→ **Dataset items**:
* * * * * * * * *

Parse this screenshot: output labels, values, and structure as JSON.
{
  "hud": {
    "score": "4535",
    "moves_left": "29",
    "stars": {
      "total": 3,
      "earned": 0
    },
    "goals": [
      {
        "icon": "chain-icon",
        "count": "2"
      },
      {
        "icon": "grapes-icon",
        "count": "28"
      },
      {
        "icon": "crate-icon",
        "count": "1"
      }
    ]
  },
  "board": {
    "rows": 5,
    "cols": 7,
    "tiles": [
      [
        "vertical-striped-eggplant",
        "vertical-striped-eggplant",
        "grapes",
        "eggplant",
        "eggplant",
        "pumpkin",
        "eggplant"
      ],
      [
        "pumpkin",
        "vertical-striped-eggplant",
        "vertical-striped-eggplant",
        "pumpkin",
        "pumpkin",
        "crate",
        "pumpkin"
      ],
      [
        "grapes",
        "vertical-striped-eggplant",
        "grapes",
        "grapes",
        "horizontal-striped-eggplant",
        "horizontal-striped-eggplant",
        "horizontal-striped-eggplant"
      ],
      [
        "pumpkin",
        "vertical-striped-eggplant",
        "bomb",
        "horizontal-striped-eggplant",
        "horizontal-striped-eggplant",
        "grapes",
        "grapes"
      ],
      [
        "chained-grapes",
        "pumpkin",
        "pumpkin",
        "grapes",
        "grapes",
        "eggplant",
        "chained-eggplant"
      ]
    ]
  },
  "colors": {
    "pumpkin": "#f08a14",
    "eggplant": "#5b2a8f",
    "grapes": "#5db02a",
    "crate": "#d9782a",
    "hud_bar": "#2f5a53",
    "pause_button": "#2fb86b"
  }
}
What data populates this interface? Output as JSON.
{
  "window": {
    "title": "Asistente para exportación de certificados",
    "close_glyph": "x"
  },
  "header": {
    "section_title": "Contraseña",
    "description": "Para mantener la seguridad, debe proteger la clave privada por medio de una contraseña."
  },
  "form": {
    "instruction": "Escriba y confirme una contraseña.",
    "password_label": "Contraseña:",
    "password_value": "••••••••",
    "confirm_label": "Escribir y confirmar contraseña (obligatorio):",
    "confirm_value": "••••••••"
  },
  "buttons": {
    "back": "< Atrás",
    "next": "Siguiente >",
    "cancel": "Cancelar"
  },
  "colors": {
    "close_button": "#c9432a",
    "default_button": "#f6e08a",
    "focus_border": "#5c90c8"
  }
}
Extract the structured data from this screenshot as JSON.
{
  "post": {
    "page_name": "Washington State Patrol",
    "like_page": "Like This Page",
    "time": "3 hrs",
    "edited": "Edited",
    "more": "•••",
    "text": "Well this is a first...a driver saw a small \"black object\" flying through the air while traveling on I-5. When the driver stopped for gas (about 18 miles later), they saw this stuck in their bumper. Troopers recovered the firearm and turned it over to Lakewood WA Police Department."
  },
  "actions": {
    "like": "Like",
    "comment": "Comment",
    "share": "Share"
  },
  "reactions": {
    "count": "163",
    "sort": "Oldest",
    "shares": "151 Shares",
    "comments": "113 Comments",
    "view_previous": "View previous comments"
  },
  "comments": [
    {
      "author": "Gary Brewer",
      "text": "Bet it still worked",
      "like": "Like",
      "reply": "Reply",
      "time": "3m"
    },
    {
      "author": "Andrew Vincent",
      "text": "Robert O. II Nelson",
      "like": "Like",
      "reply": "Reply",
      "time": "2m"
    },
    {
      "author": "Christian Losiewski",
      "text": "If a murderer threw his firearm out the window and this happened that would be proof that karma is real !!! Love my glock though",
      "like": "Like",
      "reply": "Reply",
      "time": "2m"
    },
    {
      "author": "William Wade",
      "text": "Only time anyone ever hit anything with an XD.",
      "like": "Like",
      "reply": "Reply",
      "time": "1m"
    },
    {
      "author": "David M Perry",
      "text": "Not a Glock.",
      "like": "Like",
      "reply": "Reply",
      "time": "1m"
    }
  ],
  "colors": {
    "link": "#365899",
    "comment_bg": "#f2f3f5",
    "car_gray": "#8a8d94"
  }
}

* * * * * * * * *

→ **Task goal**: Find how many lines include the string "window" and report that number alone.

→ **Task response**: 2